(THE TASK)
Return the records word for word. Any pictures in them are not part of the copy.

(TASK INPUTS)
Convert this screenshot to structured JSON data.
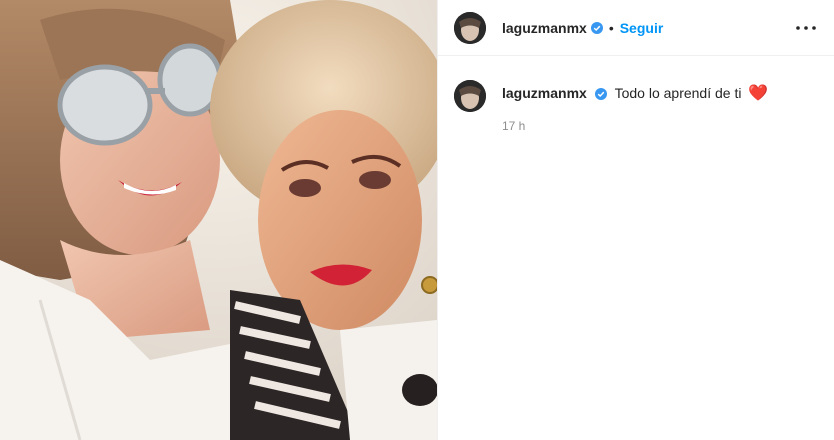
{
  "post": {
    "photo_alt": "Foto",
    "author": "laguzmanmx",
    "follow_label": "Seguir",
    "separator": "•",
    "caption": "Todo lo aprendí de ti",
    "caption_emoji": "❤️",
    "time": "17 h"
  },
  "colors": {
    "accent": "#0095f6",
    "verified": "#3897f0",
    "heart": "#ed1c24",
    "muted": "#8e8e8e"
  },
  "icons": {
    "verified": "verified-badge-icon",
    "more": "more-options-icon"
  }
}
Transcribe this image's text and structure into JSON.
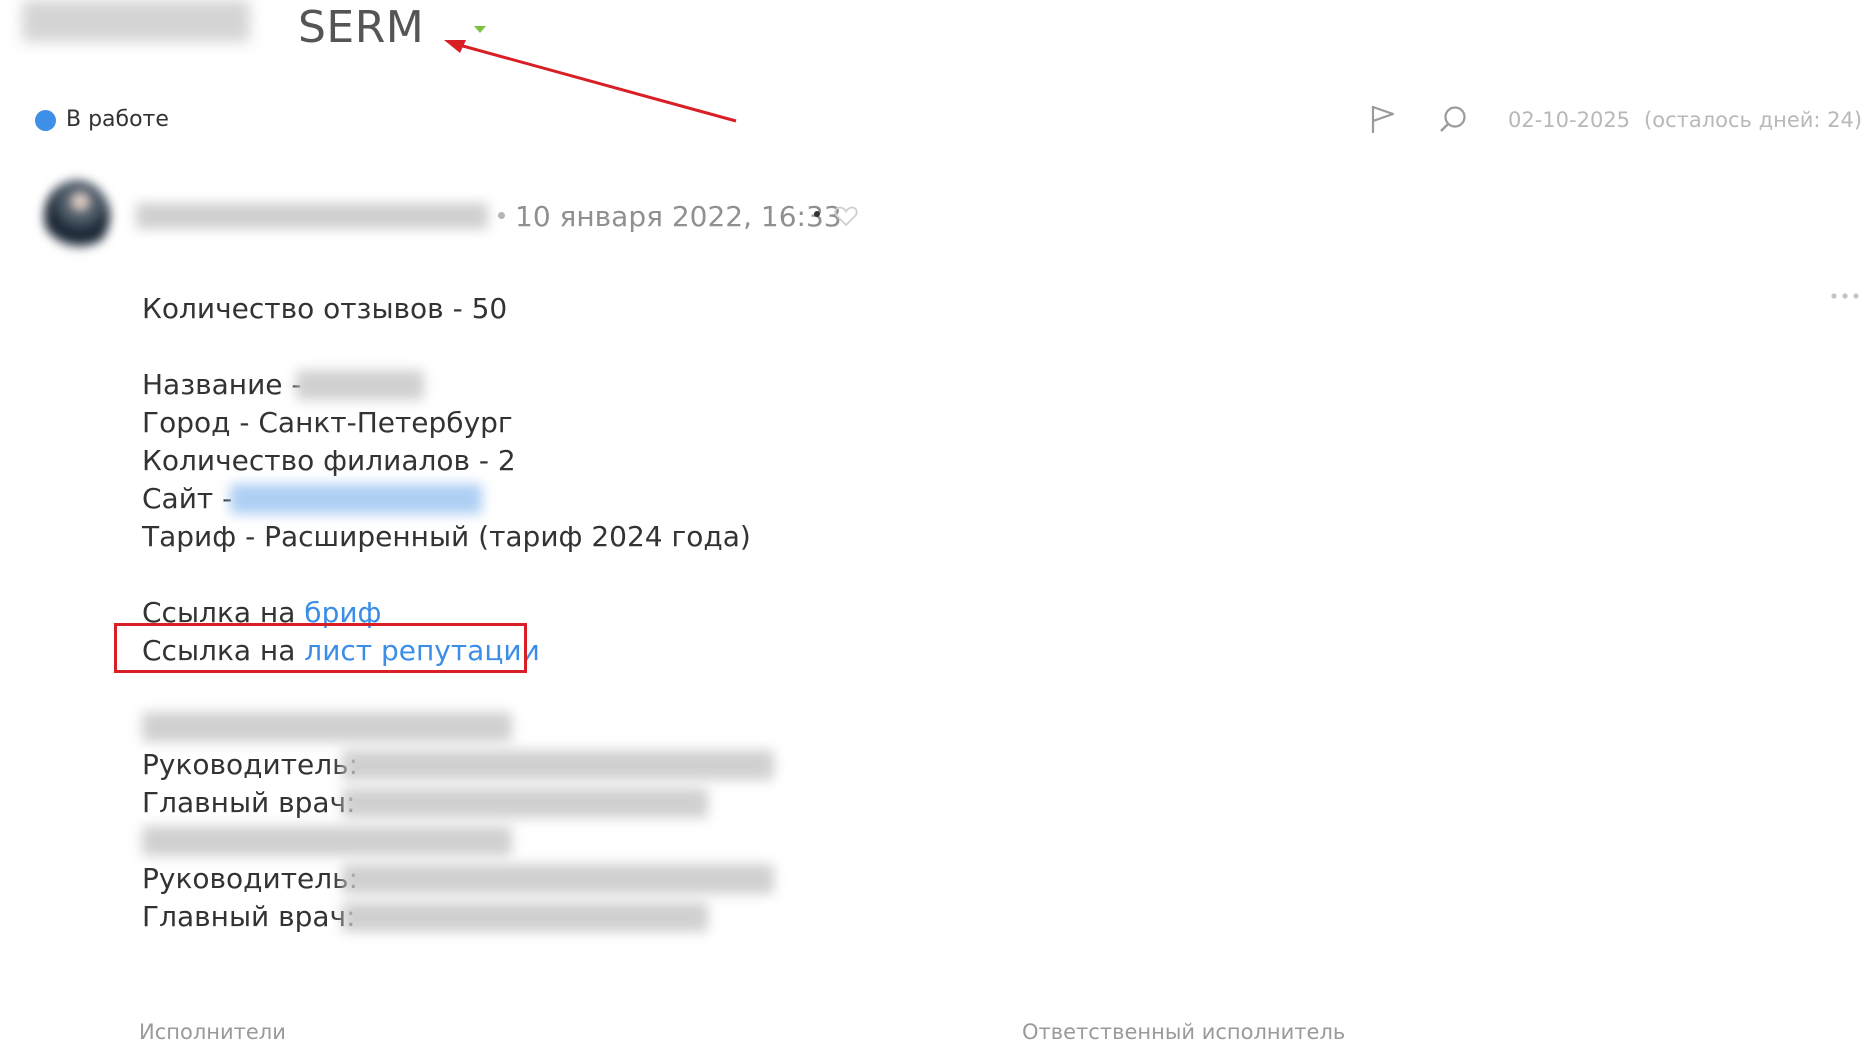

(RESULT)
Convert this screenshot to structured JSON data.
{
  "post": {
    "photo_alt": "Foto",
    "author": "laguzmanmx",
    "follow_label": "Seguir",
    "separator": "•",
    "caption": "Todo lo aprendí de ti",
    "caption_emoji": "❤️",
    "time": "17 h"
  },
  "colors": {
    "accent": "#0095f6",
    "verified": "#3897f0",
    "heart": "#ed1c24",
    "muted": "#8e8e8e"
  },
  "icons": {
    "verified": "verified-badge-icon",
    "more": "more-options-icon"
  }
}
Transcribe this image's text and structure into JSON.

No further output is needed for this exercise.